◆ Exercise ◆
Drop every picture, then transcribe the remaining data exactly.

----------------------------------------

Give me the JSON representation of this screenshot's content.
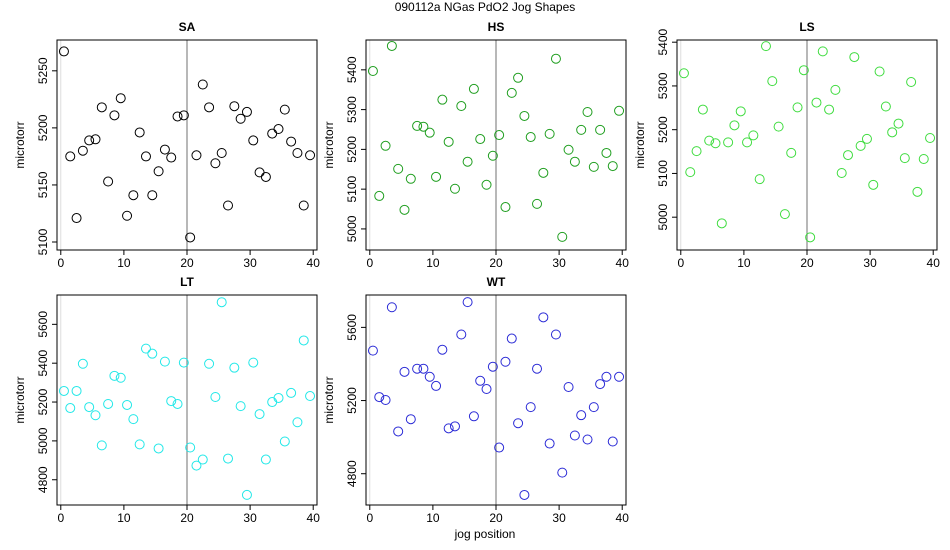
{
  "title": "090112a   NGas PdO2 Jog Shapes",
  "xlabel": "jog position",
  "chart_data": [
    {
      "type": "scatter",
      "title": "SA",
      "ylabel": "microtorr",
      "color": "#000000",
      "vline": 20,
      "xlim": [
        -0.6,
        40.6
      ],
      "ylim": [
        5093,
        5277
      ],
      "xticks": [
        0,
        10,
        20,
        30,
        40
      ],
      "yticks": [
        5100,
        5150,
        5200,
        5250
      ],
      "x": [
        0.5,
        1.5,
        2.5,
        3.5,
        4.5,
        5.5,
        6.5,
        7.5,
        8.5,
        9.5,
        10.5,
        11.5,
        12.5,
        13.5,
        14.5,
        15.5,
        16.5,
        17.5,
        18.5,
        19.5,
        20.5,
        21.5,
        22.5,
        23.5,
        24.5,
        25.5,
        26.5,
        27.5,
        28.5,
        29.5,
        30.5,
        31.5,
        32.5,
        33.5,
        34.5,
        35.5,
        36.5,
        37.5,
        38.5,
        39.5
      ],
      "values": [
        5267,
        5175,
        5121,
        5180,
        5189,
        5190,
        5218,
        5153,
        5211,
        5226,
        5123,
        5141,
        5196,
        5175,
        5141,
        5162,
        5181,
        5174,
        5210,
        5211,
        5104,
        5176,
        5238,
        5218,
        5169,
        5178,
        5132,
        5219,
        5208,
        5214,
        5189,
        5161,
        5157,
        5195,
        5199,
        5216,
        5188,
        5178,
        5132,
        5176
      ]
    },
    {
      "type": "scatter",
      "title": "HS",
      "ylabel": "microtorr",
      "color": "#1f9e1f",
      "vline": 20,
      "xlim": [
        -0.6,
        40.6
      ],
      "ylim": [
        4947,
        5475
      ],
      "xticks": [
        0,
        10,
        20,
        30,
        40
      ],
      "yticks": [
        5000,
        5100,
        5200,
        5300,
        5400
      ],
      "x": [
        0.5,
        1.5,
        2.5,
        3.5,
        4.5,
        5.5,
        6.5,
        7.5,
        8.5,
        9.5,
        10.5,
        11.5,
        12.5,
        13.5,
        14.5,
        15.5,
        16.5,
        17.5,
        18.5,
        19.5,
        20.5,
        21.5,
        22.5,
        23.5,
        24.5,
        25.5,
        26.5,
        27.5,
        28.5,
        29.5,
        30.5,
        31.5,
        32.5,
        33.5,
        34.5,
        35.5,
        36.5,
        37.5,
        38.5,
        39.5
      ],
      "values": [
        5397,
        5083,
        5209,
        5460,
        5151,
        5048,
        5126,
        5259,
        5257,
        5242,
        5131,
        5325,
        5219,
        5101,
        5309,
        5169,
        5352,
        5226,
        5111,
        5184,
        5236,
        5055,
        5342,
        5380,
        5284,
        5231,
        5063,
        5141,
        5239,
        5428,
        4980,
        5199,
        5169,
        5249,
        5294,
        5156,
        5249,
        5191,
        5158,
        5297
      ]
    },
    {
      "type": "scatter",
      "title": "LS",
      "ylabel": "microtorr",
      "color": "#3fdc3f",
      "vline": 20,
      "xlim": [
        -0.6,
        40.6
      ],
      "ylim": [
        4925,
        5405
      ],
      "xticks": [
        0,
        10,
        20,
        30,
        40
      ],
      "yticks": [
        5000,
        5100,
        5200,
        5300,
        5400
      ],
      "x": [
        0.5,
        1.5,
        2.5,
        3.5,
        4.5,
        5.5,
        6.5,
        7.5,
        8.5,
        9.5,
        10.5,
        11.5,
        12.5,
        13.5,
        14.5,
        15.5,
        16.5,
        17.5,
        18.5,
        19.5,
        20.5,
        21.5,
        22.5,
        23.5,
        24.5,
        25.5,
        26.5,
        27.5,
        28.5,
        29.5,
        30.5,
        31.5,
        32.5,
        33.5,
        34.5,
        35.5,
        36.5,
        37.5,
        38.5,
        39.5
      ],
      "values": [
        5329,
        5103,
        5151,
        5246,
        5175,
        5169,
        4986,
        5171,
        5210,
        5242,
        5171,
        5187,
        5087,
        5391,
        5311,
        5207,
        5007,
        5147,
        5251,
        5336,
        4954,
        5262,
        5379,
        5246,
        5291,
        5101,
        5142,
        5366,
        5163,
        5179,
        5074,
        5333,
        5253,
        5194,
        5214,
        5135,
        5309,
        5058,
        5133,
        5181
      ]
    },
    {
      "type": "scatter",
      "title": "LT",
      "ylabel": "microtorr",
      "color": "#22e8e8",
      "vline": 20,
      "xlim": [
        -0.6,
        40.6
      ],
      "ylim": [
        4670,
        5751
      ],
      "xticks": [
        0,
        10,
        20,
        30,
        40
      ],
      "yticks": [
        4800,
        5000,
        5200,
        5400,
        5600
      ],
      "x": [
        0.5,
        1.5,
        2.5,
        3.5,
        4.5,
        5.5,
        6.5,
        7.5,
        8.5,
        9.5,
        10.5,
        11.5,
        12.5,
        13.5,
        14.5,
        15.5,
        16.5,
        17.5,
        18.5,
        19.5,
        20.5,
        21.5,
        22.5,
        23.5,
        24.5,
        25.5,
        26.5,
        27.5,
        28.5,
        29.5,
        30.5,
        31.5,
        32.5,
        33.5,
        34.5,
        35.5,
        36.5,
        37.5,
        38.5,
        39.5
      ],
      "values": [
        5257,
        5169,
        5257,
        5397,
        5174,
        5132,
        4977,
        5190,
        5335,
        5325,
        5185,
        5112,
        4982,
        5475,
        5449,
        4961,
        5408,
        5205,
        5190,
        5403,
        4966,
        4873,
        4904,
        5397,
        5226,
        5714,
        4909,
        5377,
        5179,
        4722,
        5403,
        5138,
        4904,
        5200,
        5221,
        4997,
        5247,
        5096,
        5517,
        5231
      ]
    },
    {
      "type": "scatter",
      "title": "WT",
      "ylabel": "microtorr",
      "color": "#2b2bd6",
      "vline": 20,
      "xlim": [
        -0.6,
        40.6
      ],
      "ylim": [
        4629,
        5777
      ],
      "xticks": [
        0,
        10,
        20,
        30,
        40
      ],
      "yticks": [
        4800,
        5200,
        5600
      ],
      "x": [
        0.5,
        1.5,
        2.5,
        3.5,
        4.5,
        5.5,
        6.5,
        7.5,
        8.5,
        9.5,
        10.5,
        11.5,
        12.5,
        13.5,
        14.5,
        15.5,
        16.5,
        17.5,
        18.5,
        19.5,
        20.5,
        21.5,
        22.5,
        23.5,
        24.5,
        25.5,
        26.5,
        27.5,
        28.5,
        29.5,
        30.5,
        31.5,
        32.5,
        33.5,
        34.5,
        35.5,
        36.5,
        37.5,
        38.5,
        39.5
      ],
      "values": [
        5473,
        5219,
        5203,
        5710,
        5031,
        5357,
        5098,
        5374,
        5374,
        5330,
        5280,
        5478,
        5048,
        5059,
        5561,
        5738,
        5114,
        5308,
        5263,
        5385,
        4943,
        5412,
        5539,
        5076,
        4684,
        5164,
        5374,
        5655,
        4965,
        5561,
        4806,
        5274,
        5009,
        5120,
        4987,
        5164,
        5290,
        5330,
        4976,
        5330
      ]
    }
  ]
}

----------------------------------------

◆ Result of the exercise ◆
Give me the JSON representation of this screenshot's content.
{
  "title": "090112a   NGas PdO2 Jog Shapes",
  "xlabel": "jog position",
  "chart_data": [
    {
      "type": "scatter",
      "title": "SA",
      "ylabel": "microtorr",
      "color": "#000000",
      "vline": 20,
      "xlim": [
        -0.6,
        40.6
      ],
      "ylim": [
        5093,
        5277
      ],
      "xticks": [
        0,
        10,
        20,
        30,
        40
      ],
      "yticks": [
        5100,
        5150,
        5200,
        5250
      ],
      "x": [
        0.5,
        1.5,
        2.5,
        3.5,
        4.5,
        5.5,
        6.5,
        7.5,
        8.5,
        9.5,
        10.5,
        11.5,
        12.5,
        13.5,
        14.5,
        15.5,
        16.5,
        17.5,
        18.5,
        19.5,
        20.5,
        21.5,
        22.5,
        23.5,
        24.5,
        25.5,
        26.5,
        27.5,
        28.5,
        29.5,
        30.5,
        31.5,
        32.5,
        33.5,
        34.5,
        35.5,
        36.5,
        37.5,
        38.5,
        39.5
      ],
      "values": [
        5267,
        5175,
        5121,
        5180,
        5189,
        5190,
        5218,
        5153,
        5211,
        5226,
        5123,
        5141,
        5196,
        5175,
        5141,
        5162,
        5181,
        5174,
        5210,
        5211,
        5104,
        5176,
        5238,
        5218,
        5169,
        5178,
        5132,
        5219,
        5208,
        5214,
        5189,
        5161,
        5157,
        5195,
        5199,
        5216,
        5188,
        5178,
        5132,
        5176
      ]
    },
    {
      "type": "scatter",
      "title": "HS",
      "ylabel": "microtorr",
      "color": "#1f9e1f",
      "vline": 20,
      "xlim": [
        -0.6,
        40.6
      ],
      "ylim": [
        4947,
        5475
      ],
      "xticks": [
        0,
        10,
        20,
        30,
        40
      ],
      "yticks": [
        5000,
        5100,
        5200,
        5300,
        5400
      ],
      "x": [
        0.5,
        1.5,
        2.5,
        3.5,
        4.5,
        5.5,
        6.5,
        7.5,
        8.5,
        9.5,
        10.5,
        11.5,
        12.5,
        13.5,
        14.5,
        15.5,
        16.5,
        17.5,
        18.5,
        19.5,
        20.5,
        21.5,
        22.5,
        23.5,
        24.5,
        25.5,
        26.5,
        27.5,
        28.5,
        29.5,
        30.5,
        31.5,
        32.5,
        33.5,
        34.5,
        35.5,
        36.5,
        37.5,
        38.5,
        39.5
      ],
      "values": [
        5397,
        5083,
        5209,
        5460,
        5151,
        5048,
        5126,
        5259,
        5257,
        5242,
        5131,
        5325,
        5219,
        5101,
        5309,
        5169,
        5352,
        5226,
        5111,
        5184,
        5236,
        5055,
        5342,
        5380,
        5284,
        5231,
        5063,
        5141,
        5239,
        5428,
        4980,
        5199,
        5169,
        5249,
        5294,
        5156,
        5249,
        5191,
        5158,
        5297
      ]
    },
    {
      "type": "scatter",
      "title": "LS",
      "ylabel": "microtorr",
      "color": "#3fdc3f",
      "vline": 20,
      "xlim": [
        -0.6,
        40.6
      ],
      "ylim": [
        4925,
        5405
      ],
      "xticks": [
        0,
        10,
        20,
        30,
        40
      ],
      "yticks": [
        5000,
        5100,
        5200,
        5300,
        5400
      ],
      "x": [
        0.5,
        1.5,
        2.5,
        3.5,
        4.5,
        5.5,
        6.5,
        7.5,
        8.5,
        9.5,
        10.5,
        11.5,
        12.5,
        13.5,
        14.5,
        15.5,
        16.5,
        17.5,
        18.5,
        19.5,
        20.5,
        21.5,
        22.5,
        23.5,
        24.5,
        25.5,
        26.5,
        27.5,
        28.5,
        29.5,
        30.5,
        31.5,
        32.5,
        33.5,
        34.5,
        35.5,
        36.5,
        37.5,
        38.5,
        39.5
      ],
      "values": [
        5329,
        5103,
        5151,
        5246,
        5175,
        5169,
        4986,
        5171,
        5210,
        5242,
        5171,
        5187,
        5087,
        5391,
        5311,
        5207,
        5007,
        5147,
        5251,
        5336,
        4954,
        5262,
        5379,
        5246,
        5291,
        5101,
        5142,
        5366,
        5163,
        5179,
        5074,
        5333,
        5253,
        5194,
        5214,
        5135,
        5309,
        5058,
        5133,
        5181
      ]
    },
    {
      "type": "scatter",
      "title": "LT",
      "ylabel": "microtorr",
      "color": "#22e8e8",
      "vline": 20,
      "xlim": [
        -0.6,
        40.6
      ],
      "ylim": [
        4670,
        5751
      ],
      "xticks": [
        0,
        10,
        20,
        30,
        40
      ],
      "yticks": [
        4800,
        5000,
        5200,
        5400,
        5600
      ],
      "x": [
        0.5,
        1.5,
        2.5,
        3.5,
        4.5,
        5.5,
        6.5,
        7.5,
        8.5,
        9.5,
        10.5,
        11.5,
        12.5,
        13.5,
        14.5,
        15.5,
        16.5,
        17.5,
        18.5,
        19.5,
        20.5,
        21.5,
        22.5,
        23.5,
        24.5,
        25.5,
        26.5,
        27.5,
        28.5,
        29.5,
        30.5,
        31.5,
        32.5,
        33.5,
        34.5,
        35.5,
        36.5,
        37.5,
        38.5,
        39.5
      ],
      "values": [
        5257,
        5169,
        5257,
        5397,
        5174,
        5132,
        4977,
        5190,
        5335,
        5325,
        5185,
        5112,
        4982,
        5475,
        5449,
        4961,
        5408,
        5205,
        5190,
        5403,
        4966,
        4873,
        4904,
        5397,
        5226,
        5714,
        4909,
        5377,
        5179,
        4722,
        5403,
        5138,
        4904,
        5200,
        5221,
        4997,
        5247,
        5096,
        5517,
        5231
      ]
    },
    {
      "type": "scatter",
      "title": "WT",
      "ylabel": "microtorr",
      "color": "#2b2bd6",
      "vline": 20,
      "xlim": [
        -0.6,
        40.6
      ],
      "ylim": [
        4629,
        5777
      ],
      "xticks": [
        0,
        10,
        20,
        30,
        40
      ],
      "yticks": [
        4800,
        5200,
        5600
      ],
      "x": [
        0.5,
        1.5,
        2.5,
        3.5,
        4.5,
        5.5,
        6.5,
        7.5,
        8.5,
        9.5,
        10.5,
        11.5,
        12.5,
        13.5,
        14.5,
        15.5,
        16.5,
        17.5,
        18.5,
        19.5,
        20.5,
        21.5,
        22.5,
        23.5,
        24.5,
        25.5,
        26.5,
        27.5,
        28.5,
        29.5,
        30.5,
        31.5,
        32.5,
        33.5,
        34.5,
        35.5,
        36.5,
        37.5,
        38.5,
        39.5
      ],
      "values": [
        5473,
        5219,
        5203,
        5710,
        5031,
        5357,
        5098,
        5374,
        5374,
        5330,
        5280,
        5478,
        5048,
        5059,
        5561,
        5738,
        5114,
        5308,
        5263,
        5385,
        4943,
        5412,
        5539,
        5076,
        4684,
        5164,
        5374,
        5655,
        4965,
        5561,
        4806,
        5274,
        5009,
        5120,
        4987,
        5164,
        5290,
        5330,
        4976,
        5330
      ]
    }
  ]
}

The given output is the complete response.